• Written exercise
Of the lines below, how many hold the string "Wertentwicklung"? Give only the number.
┌─ Supplied material
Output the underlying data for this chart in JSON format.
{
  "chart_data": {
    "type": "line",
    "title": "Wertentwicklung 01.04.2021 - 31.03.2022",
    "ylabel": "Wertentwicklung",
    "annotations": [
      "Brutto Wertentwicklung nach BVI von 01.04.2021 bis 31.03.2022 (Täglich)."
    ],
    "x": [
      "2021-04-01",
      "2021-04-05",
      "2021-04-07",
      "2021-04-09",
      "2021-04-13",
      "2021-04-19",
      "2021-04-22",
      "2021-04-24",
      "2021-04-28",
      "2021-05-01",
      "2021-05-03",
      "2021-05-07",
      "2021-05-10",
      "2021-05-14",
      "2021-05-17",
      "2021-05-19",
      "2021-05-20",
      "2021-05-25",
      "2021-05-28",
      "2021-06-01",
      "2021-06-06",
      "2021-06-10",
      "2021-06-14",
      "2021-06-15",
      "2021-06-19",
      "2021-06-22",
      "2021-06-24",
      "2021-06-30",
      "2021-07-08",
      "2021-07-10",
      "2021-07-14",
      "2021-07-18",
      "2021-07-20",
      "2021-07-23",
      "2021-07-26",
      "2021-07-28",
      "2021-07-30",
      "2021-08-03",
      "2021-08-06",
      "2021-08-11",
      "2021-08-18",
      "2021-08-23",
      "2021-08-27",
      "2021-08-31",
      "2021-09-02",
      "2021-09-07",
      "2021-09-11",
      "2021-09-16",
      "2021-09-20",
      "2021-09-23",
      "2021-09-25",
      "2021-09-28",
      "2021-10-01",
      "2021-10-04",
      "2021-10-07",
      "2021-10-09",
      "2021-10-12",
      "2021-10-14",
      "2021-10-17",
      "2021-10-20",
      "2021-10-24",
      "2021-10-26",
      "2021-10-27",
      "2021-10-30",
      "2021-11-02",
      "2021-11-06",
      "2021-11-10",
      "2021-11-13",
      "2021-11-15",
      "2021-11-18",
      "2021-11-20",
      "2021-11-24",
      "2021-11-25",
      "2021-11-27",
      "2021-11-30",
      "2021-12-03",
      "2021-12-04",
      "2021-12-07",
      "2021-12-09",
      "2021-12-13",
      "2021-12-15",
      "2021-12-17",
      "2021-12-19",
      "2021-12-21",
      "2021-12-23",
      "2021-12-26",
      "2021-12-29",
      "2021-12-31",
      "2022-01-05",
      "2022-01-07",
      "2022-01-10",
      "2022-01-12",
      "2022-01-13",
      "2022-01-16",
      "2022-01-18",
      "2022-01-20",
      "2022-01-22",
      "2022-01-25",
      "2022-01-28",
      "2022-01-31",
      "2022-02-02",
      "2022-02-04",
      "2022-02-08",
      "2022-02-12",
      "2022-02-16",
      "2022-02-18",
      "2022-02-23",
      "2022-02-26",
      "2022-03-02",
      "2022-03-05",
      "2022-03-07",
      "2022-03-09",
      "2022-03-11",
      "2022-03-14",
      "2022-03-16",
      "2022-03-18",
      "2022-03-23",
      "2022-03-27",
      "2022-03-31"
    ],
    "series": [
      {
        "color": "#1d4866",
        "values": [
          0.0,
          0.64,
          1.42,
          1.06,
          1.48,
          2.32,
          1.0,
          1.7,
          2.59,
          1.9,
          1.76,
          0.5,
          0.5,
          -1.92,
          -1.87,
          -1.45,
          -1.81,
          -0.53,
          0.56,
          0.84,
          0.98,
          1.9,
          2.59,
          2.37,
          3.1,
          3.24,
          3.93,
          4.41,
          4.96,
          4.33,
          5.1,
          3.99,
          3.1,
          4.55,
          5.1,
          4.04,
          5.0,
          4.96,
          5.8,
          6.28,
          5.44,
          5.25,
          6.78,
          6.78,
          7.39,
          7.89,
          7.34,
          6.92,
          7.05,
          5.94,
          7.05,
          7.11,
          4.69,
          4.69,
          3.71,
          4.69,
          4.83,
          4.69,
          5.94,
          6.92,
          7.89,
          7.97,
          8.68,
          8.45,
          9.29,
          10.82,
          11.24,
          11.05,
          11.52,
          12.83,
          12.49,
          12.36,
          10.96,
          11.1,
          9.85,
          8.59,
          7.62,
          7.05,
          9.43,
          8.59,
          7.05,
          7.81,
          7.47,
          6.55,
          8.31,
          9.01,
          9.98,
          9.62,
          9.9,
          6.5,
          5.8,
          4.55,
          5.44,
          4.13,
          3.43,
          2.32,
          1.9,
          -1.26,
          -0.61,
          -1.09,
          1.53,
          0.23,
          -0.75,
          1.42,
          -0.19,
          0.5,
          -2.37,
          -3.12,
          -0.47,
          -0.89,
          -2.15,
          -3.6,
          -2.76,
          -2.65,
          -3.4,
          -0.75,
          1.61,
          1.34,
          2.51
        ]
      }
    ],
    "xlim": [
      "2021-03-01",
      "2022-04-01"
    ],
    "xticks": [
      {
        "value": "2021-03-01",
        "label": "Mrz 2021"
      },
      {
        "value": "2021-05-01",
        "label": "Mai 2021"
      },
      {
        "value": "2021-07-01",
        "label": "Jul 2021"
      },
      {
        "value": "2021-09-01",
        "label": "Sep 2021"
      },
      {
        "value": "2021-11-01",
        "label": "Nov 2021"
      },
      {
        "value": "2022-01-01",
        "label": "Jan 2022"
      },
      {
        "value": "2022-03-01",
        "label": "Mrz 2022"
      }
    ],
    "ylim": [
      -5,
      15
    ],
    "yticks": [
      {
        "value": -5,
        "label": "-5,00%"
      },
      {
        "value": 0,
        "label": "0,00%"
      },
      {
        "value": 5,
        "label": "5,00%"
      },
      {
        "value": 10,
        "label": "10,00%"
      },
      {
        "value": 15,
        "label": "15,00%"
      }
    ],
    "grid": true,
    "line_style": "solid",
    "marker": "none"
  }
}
└─
• Output
3